### WRITTEN EXERCISE
Go through the data and copy every line exactly, but not the images.

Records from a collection
□ □ □ □

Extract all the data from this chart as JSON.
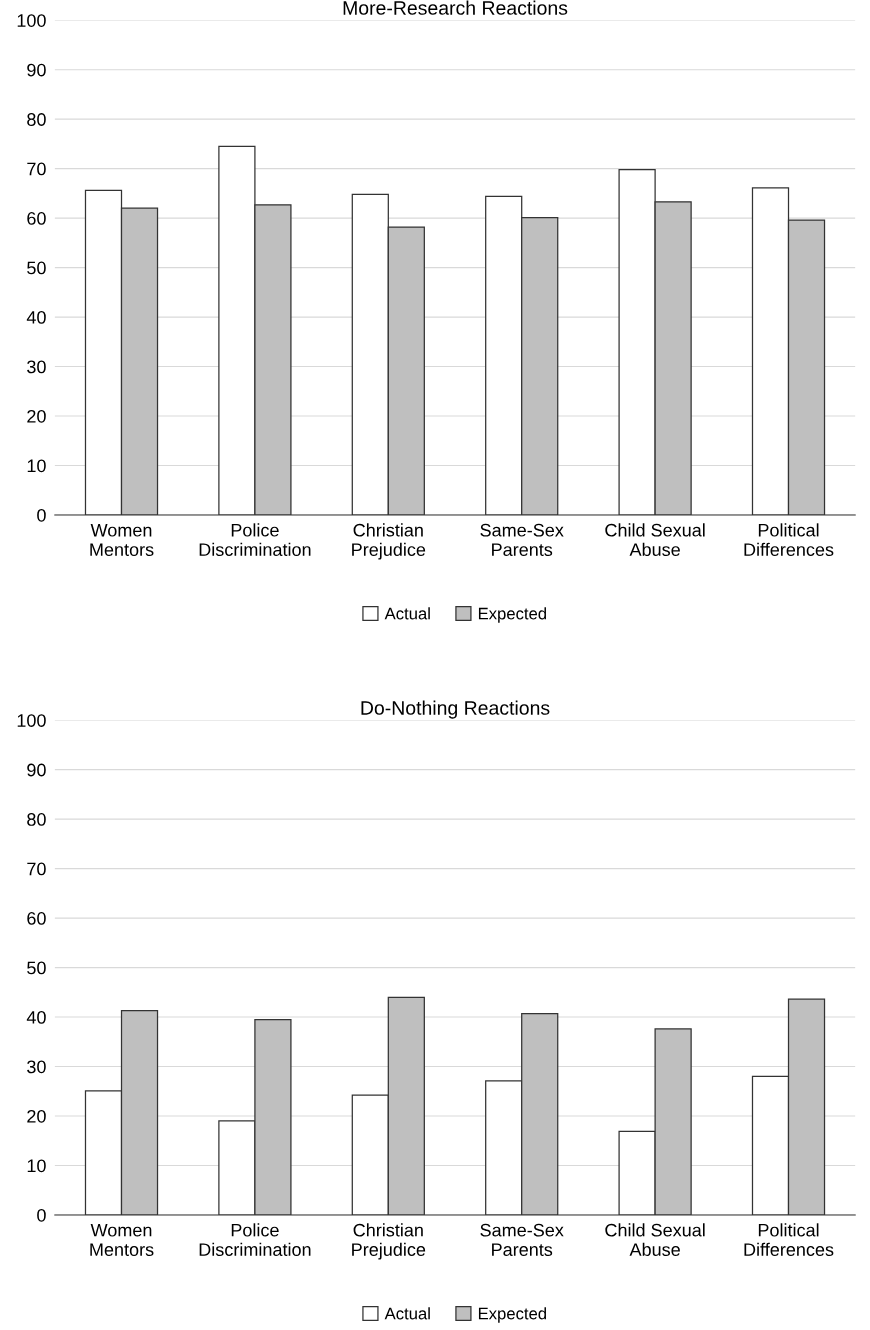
{
  "chart_data": [
    {
      "type": "bar",
      "title": "More-Research Reactions",
      "categories": [
        "Women\nMentors",
        "Police\nDiscrimination",
        "Christian\nPrejudice",
        "Same-Sex\nParents",
        "Child Sexual\nAbuse",
        "Political\nDifferences"
      ],
      "series": [
        {
          "name": "Actual",
          "color": "#ffffff",
          "values": [
            65.6,
            74.5,
            64.8,
            64.4,
            69.8,
            66.1
          ]
        },
        {
          "name": "Expected",
          "color": "#bfbfbf",
          "values": [
            62.0,
            62.7,
            58.2,
            60.1,
            63.3,
            59.6
          ]
        }
      ],
      "ylim": [
        0,
        100
      ],
      "yticks": [
        0,
        10,
        20,
        30,
        40,
        50,
        60,
        70,
        80,
        90,
        100
      ],
      "grid": "y",
      "legend": "bottom"
    },
    {
      "type": "bar",
      "title": "Do-Nothing Reactions",
      "categories": [
        "Women\nMentors",
        "Police\nDiscrimination",
        "Christian\nPrejudice",
        "Same-Sex\nParents",
        "Child Sexual\nAbuse",
        "Political\nDifferences"
      ],
      "series": [
        {
          "name": "Actual",
          "color": "#ffffff",
          "values": [
            25.1,
            19.0,
            24.2,
            27.1,
            16.9,
            28.0
          ]
        },
        {
          "name": "Expected",
          "color": "#bfbfbf",
          "values": [
            41.3,
            39.5,
            44.0,
            40.7,
            37.6,
            43.6
          ]
        }
      ],
      "ylim": [
        0,
        100
      ],
      "yticks": [
        0,
        10,
        20,
        30,
        40,
        50,
        60,
        70,
        80,
        90,
        100
      ],
      "grid": "y",
      "legend": "bottom"
    }
  ]
}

□ □ □ □

### SOLUTION TO THIS TASK
Extract all the data from this chart as JSON.
{
  "chart_data": [
    {
      "type": "bar",
      "title": "More-Research Reactions",
      "categories": [
        "Women\nMentors",
        "Police\nDiscrimination",
        "Christian\nPrejudice",
        "Same-Sex\nParents",
        "Child Sexual\nAbuse",
        "Political\nDifferences"
      ],
      "series": [
        {
          "name": "Actual",
          "color": "#ffffff",
          "values": [
            65.6,
            74.5,
            64.8,
            64.4,
            69.8,
            66.1
          ]
        },
        {
          "name": "Expected",
          "color": "#bfbfbf",
          "values": [
            62.0,
            62.7,
            58.2,
            60.1,
            63.3,
            59.6
          ]
        }
      ],
      "ylim": [
        0,
        100
      ],
      "yticks": [
        0,
        10,
        20,
        30,
        40,
        50,
        60,
        70,
        80,
        90,
        100
      ],
      "grid": "y",
      "legend": "bottom"
    },
    {
      "type": "bar",
      "title": "Do-Nothing Reactions",
      "categories": [
        "Women\nMentors",
        "Police\nDiscrimination",
        "Christian\nPrejudice",
        "Same-Sex\nParents",
        "Child Sexual\nAbuse",
        "Political\nDifferences"
      ],
      "series": [
        {
          "name": "Actual",
          "color": "#ffffff",
          "values": [
            25.1,
            19.0,
            24.2,
            27.1,
            16.9,
            28.0
          ]
        },
        {
          "name": "Expected",
          "color": "#bfbfbf",
          "values": [
            41.3,
            39.5,
            44.0,
            40.7,
            37.6,
            43.6
          ]
        }
      ],
      "ylim": [
        0,
        100
      ],
      "yticks": [
        0,
        10,
        20,
        30,
        40,
        50,
        60,
        70,
        80,
        90,
        100
      ],
      "grid": "y",
      "legend": "bottom"
    }
  ]
}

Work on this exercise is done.